> _DIRECTIVE_:
Reproduce the listing word for word. Skip any image.
— START RECORDS —
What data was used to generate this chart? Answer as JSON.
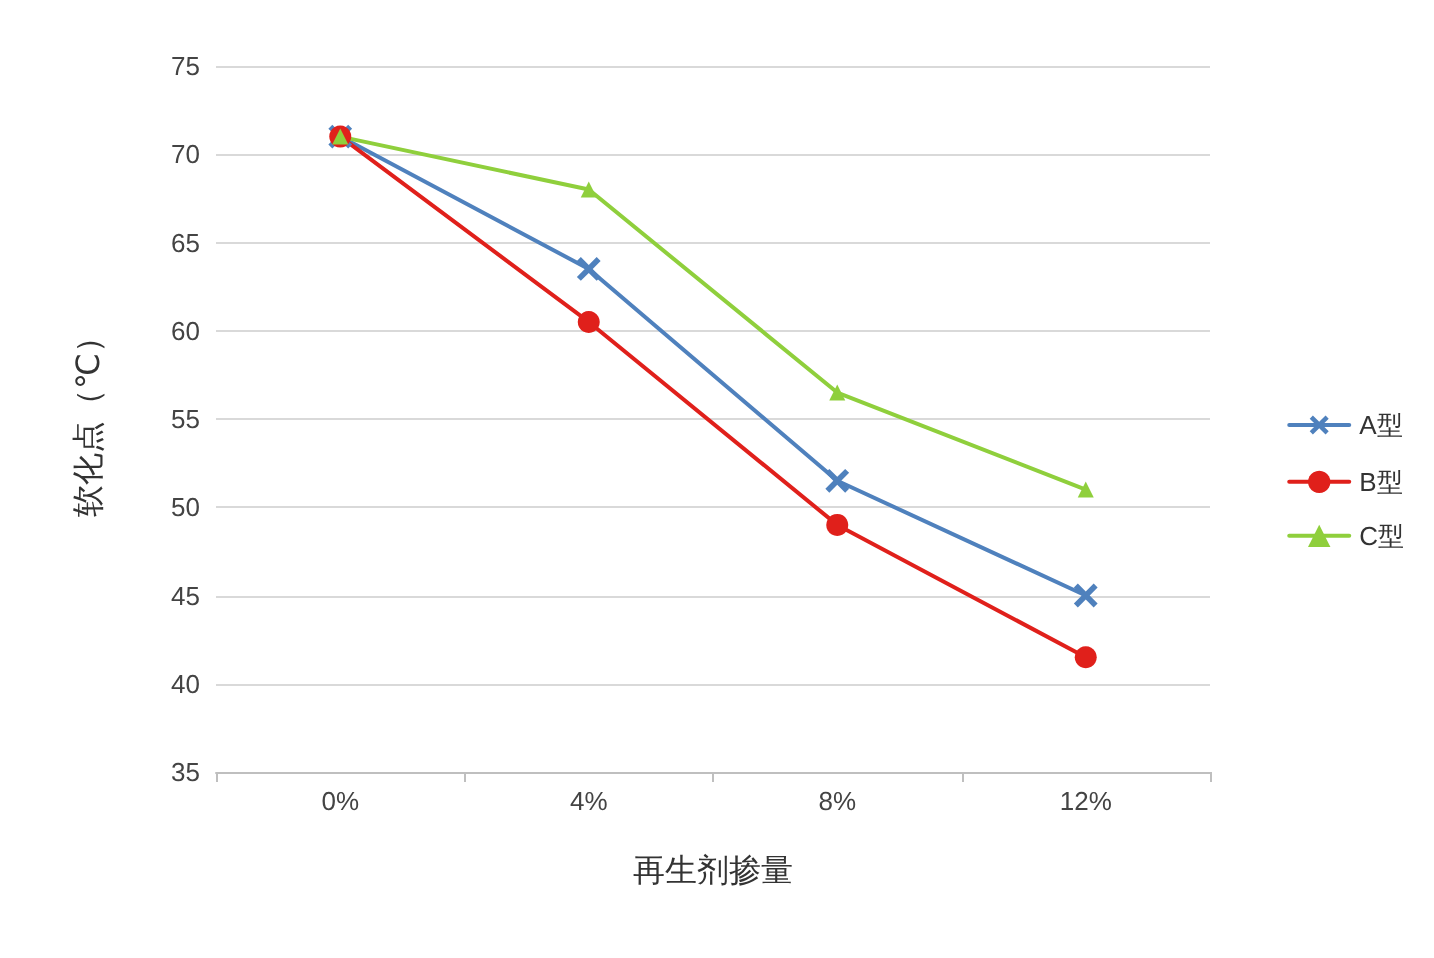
{
  "chart_data": {
    "type": "line",
    "xlabel": "再生剂掺量",
    "ylabel": "软化点（℃）",
    "categories": [
      "0%",
      "4%",
      "8%",
      "12%"
    ],
    "series": [
      {
        "name": "A型",
        "color": "#4f81bd",
        "marker": "cross",
        "values": [
          71,
          63.5,
          51.5,
          45
        ]
      },
      {
        "name": "B型",
        "color": "#e0201b",
        "marker": "circle",
        "values": [
          71,
          60.5,
          49,
          41.5
        ]
      },
      {
        "name": "C型",
        "color": "#8fcf3c",
        "marker": "triangle",
        "values": [
          71,
          68,
          56.5,
          51
        ]
      }
    ],
    "ylim": [
      35,
      75
    ],
    "yticks": [
      35,
      40,
      45,
      50,
      55,
      60,
      65,
      70,
      75
    ],
    "grid": "y",
    "legend": "right",
    "line_style": "solid"
  }
}
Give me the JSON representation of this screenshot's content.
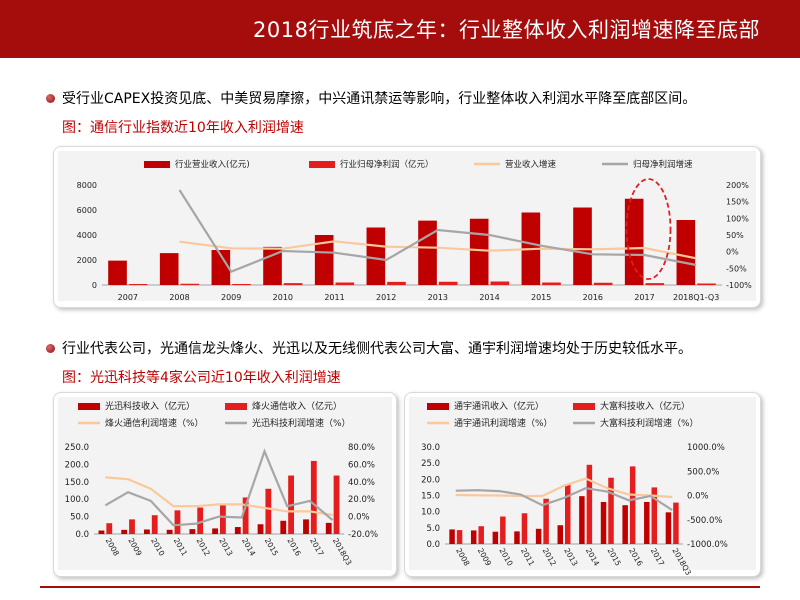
{
  "header": {
    "title": "2018行业筑底之年：行业整体收入利润增速降至底部"
  },
  "bullets": [
    {
      "text": "受行业CAPEX投资见底、中美贸易摩擦，中兴通讯禁运等影响，行业整体收入利润水平降至底部区间。"
    },
    {
      "text": "行业代表公司，光通信龙头烽火、光迅以及无线侧代表公司大富、通宇利润增速均处于历史较低水平。"
    }
  ],
  "chart_titles": [
    "图：通信行业指数近10年收入利润增速",
    "图：光迅科技等4家公司近10年收入利润增速"
  ],
  "colors": {
    "bar1": "#c00000",
    "bar2": "#e41e1e",
    "line1": "#f9c89b",
    "line2": "#a6a6a6",
    "highlight": "#e02020"
  },
  "chart_data": [
    {
      "type": "bar",
      "categories": [
        "2007",
        "2008",
        "2009",
        "2010",
        "2011",
        "2012",
        "2013",
        "2014",
        "2015",
        "2016",
        "2017",
        "2018Q1-Q3"
      ],
      "series": [
        {
          "name": "行业营业收入(亿元)",
          "type": "bar",
          "axis": "left",
          "values": [
            1950,
            2550,
            2800,
            3050,
            4000,
            4600,
            5150,
            5300,
            5800,
            6200,
            6900,
            5200
          ]
        },
        {
          "name": "行业归母净利润（亿元）",
          "type": "bar",
          "axis": "left",
          "values": [
            80,
            100,
            80,
            150,
            200,
            250,
            260,
            280,
            200,
            180,
            150,
            120
          ]
        },
        {
          "name": "营业收入增速",
          "type": "line",
          "axis": "right",
          "values": [
            null,
            0.3,
            0.1,
            0.09,
            0.31,
            0.15,
            0.12,
            0.03,
            0.09,
            0.07,
            0.11,
            -0.2
          ]
        },
        {
          "name": "归母净利润增速",
          "type": "line",
          "axis": "right",
          "values": [
            null,
            1.85,
            -0.6,
            0.02,
            -0.03,
            -0.25,
            0.65,
            0.5,
            0.18,
            -0.08,
            -0.1,
            -0.4
          ]
        }
      ],
      "ylim": [
        0,
        8000
      ],
      "yticks": [
        0,
        2000,
        4000,
        6000,
        8000
      ],
      "y2lim": [
        -1.0,
        2.0
      ],
      "y2ticks": [
        "-100%",
        "-50%",
        "0%",
        "50%",
        "100%",
        "150%",
        "200%"
      ],
      "y2tickvals": [
        -1.0,
        -0.5,
        0,
        0.5,
        1.0,
        1.5,
        2.0
      ]
    },
    {
      "type": "bar",
      "categories": [
        "2008",
        "2009",
        "2010",
        "2011",
        "2012",
        "2013",
        "2014",
        "2015",
        "2016",
        "2017",
        "2018Q3"
      ],
      "series": [
        {
          "name": "光迅科技收入（亿元）",
          "type": "bar",
          "axis": "left",
          "values": [
            10,
            12,
            13,
            12,
            14,
            16,
            20,
            28,
            38,
            42,
            32
          ]
        },
        {
          "name": "烽火通信收入（亿元）",
          "type": "bar",
          "axis": "left",
          "values": [
            31,
            42,
            54,
            68,
            76,
            86,
            105,
            130,
            168,
            210,
            168
          ]
        },
        {
          "name": "烽火通信利润增速（%）",
          "type": "line",
          "axis": "right",
          "values": [
            0.45,
            0.43,
            0.32,
            0.12,
            0.12,
            0.14,
            0.14,
            0.1,
            0.06,
            0.06,
            0.02
          ]
        },
        {
          "name": "光迅科技利润增速（%）",
          "type": "line",
          "axis": "right",
          "values": [
            0.13,
            0.28,
            0.18,
            -0.1,
            -0.08,
            0.0,
            -0.01,
            0.75,
            0.12,
            0.18,
            -0.04
          ]
        }
      ],
      "ylim": [
        0,
        250
      ],
      "yticks": [
        "0.0",
        "50.0",
        "100.0",
        "150.0",
        "200.0",
        "250.0"
      ],
      "ytickvals": [
        0,
        50,
        100,
        150,
        200,
        250
      ],
      "y2lim": [
        -0.2,
        0.8
      ],
      "y2ticks": [
        "-20.0%",
        "0.0%",
        "20.0%",
        "40.0%",
        "60.0%",
        "80.0%"
      ],
      "y2tickvals": [
        -0.2,
        0,
        0.2,
        0.4,
        0.6,
        0.8
      ]
    },
    {
      "type": "bar",
      "categories": [
        "2008",
        "2009",
        "2010",
        "2011",
        "2012",
        "2013",
        "2014",
        "2015",
        "2016",
        "2017",
        "2018Q3"
      ],
      "series": [
        {
          "name": "通宇通讯收入（亿元）",
          "type": "bar",
          "axis": "left",
          "values": [
            4.5,
            4.2,
            3.8,
            3.9,
            4.7,
            5.8,
            14.8,
            13.0,
            12.0,
            13.0,
            9.8
          ]
        },
        {
          "name": "大富科技收入（亿元）",
          "type": "bar",
          "axis": "left",
          "values": [
            4.3,
            5.5,
            8.5,
            9.5,
            14.0,
            18.5,
            24.5,
            20.5,
            24.0,
            17.5,
            12.8
          ]
        },
        {
          "name": "通宇通讯利润增速（%）",
          "type": "line",
          "axis": "right",
          "values": [
            0.1,
            0.05,
            0.0,
            -0.1,
            -0.1,
            2.0,
            3.5,
            1.5,
            0.2,
            0.0,
            -0.3
          ]
        },
        {
          "name": "大富科技利润增速（%）",
          "type": "line",
          "axis": "right",
          "values": [
            1.0,
            1.1,
            0.9,
            0.2,
            -2.0,
            -0.5,
            1.5,
            0.8,
            -1.0,
            -0.1,
            -3.0
          ]
        }
      ],
      "ylim": [
        0,
        30
      ],
      "yticks": [
        "0.0",
        "5.0",
        "10.0",
        "15.0",
        "20.0",
        "25.0",
        "30.0"
      ],
      "ytickvals": [
        0,
        5,
        10,
        15,
        20,
        25,
        30
      ],
      "y2lim": [
        -10.0,
        10.0
      ],
      "y2ticks": [
        "-1000.0%",
        "-500.0%",
        "0.0%",
        "500.0%",
        "1000.0%"
      ],
      "y2tickvals": [
        -10,
        -5,
        0,
        5,
        10
      ]
    }
  ]
}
— END RECORDS —
> _WRITTEN RESPONSE_:
What data was used to generate this chart? Answer as JSON.
{
  "chart_data": {
    "type": "line",
    "xlabel": "再生剂掺量",
    "ylabel": "软化点（℃）",
    "categories": [
      "0%",
      "4%",
      "8%",
      "12%"
    ],
    "series": [
      {
        "name": "A型",
        "color": "#4f81bd",
        "marker": "cross",
        "values": [
          71,
          63.5,
          51.5,
          45
        ]
      },
      {
        "name": "B型",
        "color": "#e0201b",
        "marker": "circle",
        "values": [
          71,
          60.5,
          49,
          41.5
        ]
      },
      {
        "name": "C型",
        "color": "#8fcf3c",
        "marker": "triangle",
        "values": [
          71,
          68,
          56.5,
          51
        ]
      }
    ],
    "ylim": [
      35,
      75
    ],
    "yticks": [
      35,
      40,
      45,
      50,
      55,
      60,
      65,
      70,
      75
    ],
    "grid": "y",
    "legend": "right",
    "line_style": "solid"
  }
}
Give me the JSON representation of this screenshot's content.
{
  "header": {
    "title": "2018行业筑底之年：行业整体收入利润增速降至底部"
  },
  "bullets": [
    {
      "text": "受行业CAPEX投资见底、中美贸易摩擦，中兴通讯禁运等影响，行业整体收入利润水平降至底部区间。"
    },
    {
      "text": "行业代表公司，光通信龙头烽火、光迅以及无线侧代表公司大富、通宇利润增速均处于历史较低水平。"
    }
  ],
  "chart_titles": [
    "图：通信行业指数近10年收入利润增速",
    "图：光迅科技等4家公司近10年收入利润增速"
  ],
  "colors": {
    "bar1": "#c00000",
    "bar2": "#e41e1e",
    "line1": "#f9c89b",
    "line2": "#a6a6a6",
    "highlight": "#e02020"
  },
  "chart_data": [
    {
      "type": "bar",
      "categories": [
        "2007",
        "2008",
        "2009",
        "2010",
        "2011",
        "2012",
        "2013",
        "2014",
        "2015",
        "2016",
        "2017",
        "2018Q1-Q3"
      ],
      "series": [
        {
          "name": "行业营业收入(亿元)",
          "type": "bar",
          "axis": "left",
          "values": [
            1950,
            2550,
            2800,
            3050,
            4000,
            4600,
            5150,
            5300,
            5800,
            6200,
            6900,
            5200
          ]
        },
        {
          "name": "行业归母净利润（亿元）",
          "type": "bar",
          "axis": "left",
          "values": [
            80,
            100,
            80,
            150,
            200,
            250,
            260,
            280,
            200,
            180,
            150,
            120
          ]
        },
        {
          "name": "营业收入增速",
          "type": "line",
          "axis": "right",
          "values": [
            null,
            0.3,
            0.1,
            0.09,
            0.31,
            0.15,
            0.12,
            0.03,
            0.09,
            0.07,
            0.11,
            -0.2
          ]
        },
        {
          "name": "归母净利润增速",
          "type": "line",
          "axis": "right",
          "values": [
            null,
            1.85,
            -0.6,
            0.02,
            -0.03,
            -0.25,
            0.65,
            0.5,
            0.18,
            -0.08,
            -0.1,
            -0.4
          ]
        }
      ],
      "ylim": [
        0,
        8000
      ],
      "yticks": [
        0,
        2000,
        4000,
        6000,
        8000
      ],
      "y2lim": [
        -1.0,
        2.0
      ],
      "y2ticks": [
        "-100%",
        "-50%",
        "0%",
        "50%",
        "100%",
        "150%",
        "200%"
      ],
      "y2tickvals": [
        -1.0,
        -0.5,
        0,
        0.5,
        1.0,
        1.5,
        2.0
      ]
    },
    {
      "type": "bar",
      "categories": [
        "2008",
        "2009",
        "2010",
        "2011",
        "2012",
        "2013",
        "2014",
        "2015",
        "2016",
        "2017",
        "2018Q3"
      ],
      "series": [
        {
          "name": "光迅科技收入（亿元）",
          "type": "bar",
          "axis": "left",
          "values": [
            10,
            12,
            13,
            12,
            14,
            16,
            20,
            28,
            38,
            42,
            32
          ]
        },
        {
          "name": "烽火通信收入（亿元）",
          "type": "bar",
          "axis": "left",
          "values": [
            31,
            42,
            54,
            68,
            76,
            86,
            105,
            130,
            168,
            210,
            168
          ]
        },
        {
          "name": "烽火通信利润增速（%）",
          "type": "line",
          "axis": "right",
          "values": [
            0.45,
            0.43,
            0.32,
            0.12,
            0.12,
            0.14,
            0.14,
            0.1,
            0.06,
            0.06,
            0.02
          ]
        },
        {
          "name": "光迅科技利润增速（%）",
          "type": "line",
          "axis": "right",
          "values": [
            0.13,
            0.28,
            0.18,
            -0.1,
            -0.08,
            0.0,
            -0.01,
            0.75,
            0.12,
            0.18,
            -0.04
          ]
        }
      ],
      "ylim": [
        0,
        250
      ],
      "yticks": [
        "0.0",
        "50.0",
        "100.0",
        "150.0",
        "200.0",
        "250.0"
      ],
      "ytickvals": [
        0,
        50,
        100,
        150,
        200,
        250
      ],
      "y2lim": [
        -0.2,
        0.8
      ],
      "y2ticks": [
        "-20.0%",
        "0.0%",
        "20.0%",
        "40.0%",
        "60.0%",
        "80.0%"
      ],
      "y2tickvals": [
        -0.2,
        0,
        0.2,
        0.4,
        0.6,
        0.8
      ]
    },
    {
      "type": "bar",
      "categories": [
        "2008",
        "2009",
        "2010",
        "2011",
        "2012",
        "2013",
        "2014",
        "2015",
        "2016",
        "2017",
        "2018Q3"
      ],
      "series": [
        {
          "name": "通宇通讯收入（亿元）",
          "type": "bar",
          "axis": "left",
          "values": [
            4.5,
            4.2,
            3.8,
            3.9,
            4.7,
            5.8,
            14.8,
            13.0,
            12.0,
            13.0,
            9.8
          ]
        },
        {
          "name": "大富科技收入（亿元）",
          "type": "bar",
          "axis": "left",
          "values": [
            4.3,
            5.5,
            8.5,
            9.5,
            14.0,
            18.5,
            24.5,
            20.5,
            24.0,
            17.5,
            12.8
          ]
        },
        {
          "name": "通宇通讯利润增速（%）",
          "type": "line",
          "axis": "right",
          "values": [
            0.1,
            0.05,
            0.0,
            -0.1,
            -0.1,
            2.0,
            3.5,
            1.5,
            0.2,
            0.0,
            -0.3
          ]
        },
        {
          "name": "大富科技利润增速（%）",
          "type": "line",
          "axis": "right",
          "values": [
            1.0,
            1.1,
            0.9,
            0.2,
            -2.0,
            -0.5,
            1.5,
            0.8,
            -1.0,
            -0.1,
            -3.0
          ]
        }
      ],
      "ylim": [
        0,
        30
      ],
      "yticks": [
        "0.0",
        "5.0",
        "10.0",
        "15.0",
        "20.0",
        "25.0",
        "30.0"
      ],
      "ytickvals": [
        0,
        5,
        10,
        15,
        20,
        25,
        30
      ],
      "y2lim": [
        -10.0,
        10.0
      ],
      "y2ticks": [
        "-1000.0%",
        "-500.0%",
        "0.0%",
        "500.0%",
        "1000.0%"
      ],
      "y2tickvals": [
        -10,
        -5,
        0,
        5,
        10
      ]
    }
  ]
}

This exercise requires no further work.